*Problem to solve*. Copy out every line that contains "this".

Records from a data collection
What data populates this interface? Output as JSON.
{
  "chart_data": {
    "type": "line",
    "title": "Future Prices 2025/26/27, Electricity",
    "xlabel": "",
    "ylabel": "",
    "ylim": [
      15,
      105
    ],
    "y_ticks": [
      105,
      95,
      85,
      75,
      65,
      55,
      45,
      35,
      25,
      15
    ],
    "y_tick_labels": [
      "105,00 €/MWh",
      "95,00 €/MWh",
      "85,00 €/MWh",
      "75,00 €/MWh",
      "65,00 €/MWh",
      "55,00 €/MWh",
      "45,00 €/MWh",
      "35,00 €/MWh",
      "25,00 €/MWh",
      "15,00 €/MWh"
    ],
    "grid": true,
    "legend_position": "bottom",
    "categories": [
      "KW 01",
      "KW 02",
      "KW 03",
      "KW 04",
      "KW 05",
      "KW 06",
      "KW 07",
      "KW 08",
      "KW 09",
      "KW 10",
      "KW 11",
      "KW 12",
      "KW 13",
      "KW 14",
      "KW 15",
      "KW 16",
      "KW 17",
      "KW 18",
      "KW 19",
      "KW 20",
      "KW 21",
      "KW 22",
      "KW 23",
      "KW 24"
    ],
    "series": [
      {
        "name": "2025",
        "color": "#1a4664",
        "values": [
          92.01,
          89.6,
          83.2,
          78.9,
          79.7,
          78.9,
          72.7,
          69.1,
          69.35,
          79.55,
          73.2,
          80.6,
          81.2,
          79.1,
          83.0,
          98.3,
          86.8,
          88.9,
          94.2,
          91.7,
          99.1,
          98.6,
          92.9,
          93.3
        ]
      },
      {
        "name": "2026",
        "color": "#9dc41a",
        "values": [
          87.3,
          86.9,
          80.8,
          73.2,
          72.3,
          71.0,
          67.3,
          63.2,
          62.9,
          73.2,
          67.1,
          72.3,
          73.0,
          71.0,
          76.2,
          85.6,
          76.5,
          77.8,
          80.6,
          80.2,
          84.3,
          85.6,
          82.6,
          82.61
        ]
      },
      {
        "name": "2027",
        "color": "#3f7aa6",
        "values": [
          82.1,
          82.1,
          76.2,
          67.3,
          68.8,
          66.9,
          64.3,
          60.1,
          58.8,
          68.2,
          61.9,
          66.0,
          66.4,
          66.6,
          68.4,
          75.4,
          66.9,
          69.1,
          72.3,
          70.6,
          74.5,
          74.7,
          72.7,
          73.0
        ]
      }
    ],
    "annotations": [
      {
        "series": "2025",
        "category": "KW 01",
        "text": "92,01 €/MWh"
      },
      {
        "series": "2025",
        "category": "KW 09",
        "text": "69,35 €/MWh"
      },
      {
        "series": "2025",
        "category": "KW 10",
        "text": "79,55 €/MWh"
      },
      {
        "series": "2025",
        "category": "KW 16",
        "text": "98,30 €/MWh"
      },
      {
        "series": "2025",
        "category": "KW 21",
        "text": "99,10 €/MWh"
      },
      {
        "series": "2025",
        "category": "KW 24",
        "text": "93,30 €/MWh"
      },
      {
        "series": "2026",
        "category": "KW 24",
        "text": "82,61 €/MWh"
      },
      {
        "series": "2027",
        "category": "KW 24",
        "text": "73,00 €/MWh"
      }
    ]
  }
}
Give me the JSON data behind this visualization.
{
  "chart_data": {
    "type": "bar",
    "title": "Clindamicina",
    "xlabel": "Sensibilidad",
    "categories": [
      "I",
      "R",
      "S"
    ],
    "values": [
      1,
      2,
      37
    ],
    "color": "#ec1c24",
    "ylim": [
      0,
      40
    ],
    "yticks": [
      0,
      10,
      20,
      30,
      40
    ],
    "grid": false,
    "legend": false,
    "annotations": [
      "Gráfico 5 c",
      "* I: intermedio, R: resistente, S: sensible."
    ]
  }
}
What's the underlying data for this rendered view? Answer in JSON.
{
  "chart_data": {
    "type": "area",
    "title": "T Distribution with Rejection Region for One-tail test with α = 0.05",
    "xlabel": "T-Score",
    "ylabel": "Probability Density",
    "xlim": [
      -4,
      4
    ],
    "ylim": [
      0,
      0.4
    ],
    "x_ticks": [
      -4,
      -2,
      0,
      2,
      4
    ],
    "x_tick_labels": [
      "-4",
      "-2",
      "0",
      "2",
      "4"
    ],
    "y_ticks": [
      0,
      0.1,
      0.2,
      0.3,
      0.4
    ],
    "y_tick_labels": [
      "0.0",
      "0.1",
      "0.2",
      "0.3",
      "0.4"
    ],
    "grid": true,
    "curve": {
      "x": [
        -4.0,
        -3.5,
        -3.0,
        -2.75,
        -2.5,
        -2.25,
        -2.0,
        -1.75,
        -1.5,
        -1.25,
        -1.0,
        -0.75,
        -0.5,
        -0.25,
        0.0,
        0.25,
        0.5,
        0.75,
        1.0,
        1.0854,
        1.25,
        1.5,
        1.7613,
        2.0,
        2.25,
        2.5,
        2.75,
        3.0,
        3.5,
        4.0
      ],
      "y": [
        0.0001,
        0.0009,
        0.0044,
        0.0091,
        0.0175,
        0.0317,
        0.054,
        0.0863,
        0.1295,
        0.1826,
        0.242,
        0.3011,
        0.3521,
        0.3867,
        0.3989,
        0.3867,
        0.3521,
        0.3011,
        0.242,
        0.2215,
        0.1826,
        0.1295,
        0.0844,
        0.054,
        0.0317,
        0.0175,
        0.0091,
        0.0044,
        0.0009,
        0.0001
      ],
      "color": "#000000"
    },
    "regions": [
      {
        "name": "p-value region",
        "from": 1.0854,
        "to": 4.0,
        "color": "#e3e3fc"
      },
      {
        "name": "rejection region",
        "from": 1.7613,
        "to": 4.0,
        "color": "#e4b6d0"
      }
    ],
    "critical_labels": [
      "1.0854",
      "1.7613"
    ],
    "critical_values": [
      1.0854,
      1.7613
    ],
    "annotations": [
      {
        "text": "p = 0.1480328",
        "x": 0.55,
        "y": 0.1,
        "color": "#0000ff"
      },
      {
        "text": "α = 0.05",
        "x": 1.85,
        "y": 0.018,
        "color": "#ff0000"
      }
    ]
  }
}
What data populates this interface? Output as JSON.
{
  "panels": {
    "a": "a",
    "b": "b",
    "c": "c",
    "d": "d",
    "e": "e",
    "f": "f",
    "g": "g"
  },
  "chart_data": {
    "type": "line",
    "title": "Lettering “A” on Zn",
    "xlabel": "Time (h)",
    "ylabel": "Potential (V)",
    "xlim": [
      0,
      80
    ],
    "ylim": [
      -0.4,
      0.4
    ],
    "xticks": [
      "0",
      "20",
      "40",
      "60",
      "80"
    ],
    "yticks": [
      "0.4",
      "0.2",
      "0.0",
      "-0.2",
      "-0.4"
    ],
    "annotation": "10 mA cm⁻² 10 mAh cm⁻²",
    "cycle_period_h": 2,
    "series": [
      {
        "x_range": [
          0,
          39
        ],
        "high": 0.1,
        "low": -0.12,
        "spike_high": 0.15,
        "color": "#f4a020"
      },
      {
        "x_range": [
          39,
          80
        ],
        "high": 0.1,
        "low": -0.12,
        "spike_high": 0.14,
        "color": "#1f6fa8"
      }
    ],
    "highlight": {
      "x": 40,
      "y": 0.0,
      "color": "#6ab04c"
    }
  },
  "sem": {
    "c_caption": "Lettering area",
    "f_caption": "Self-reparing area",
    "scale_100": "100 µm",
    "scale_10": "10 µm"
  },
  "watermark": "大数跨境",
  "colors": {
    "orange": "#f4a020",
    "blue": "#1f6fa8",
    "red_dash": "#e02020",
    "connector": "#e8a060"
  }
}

*Answer below*.
What data populates this interface? Output as JSON.
Give me the JSON data behind this visualization.
What's the underlying data for this rendered view? Answer in JSON.
What data populates this interface? Output as JSON.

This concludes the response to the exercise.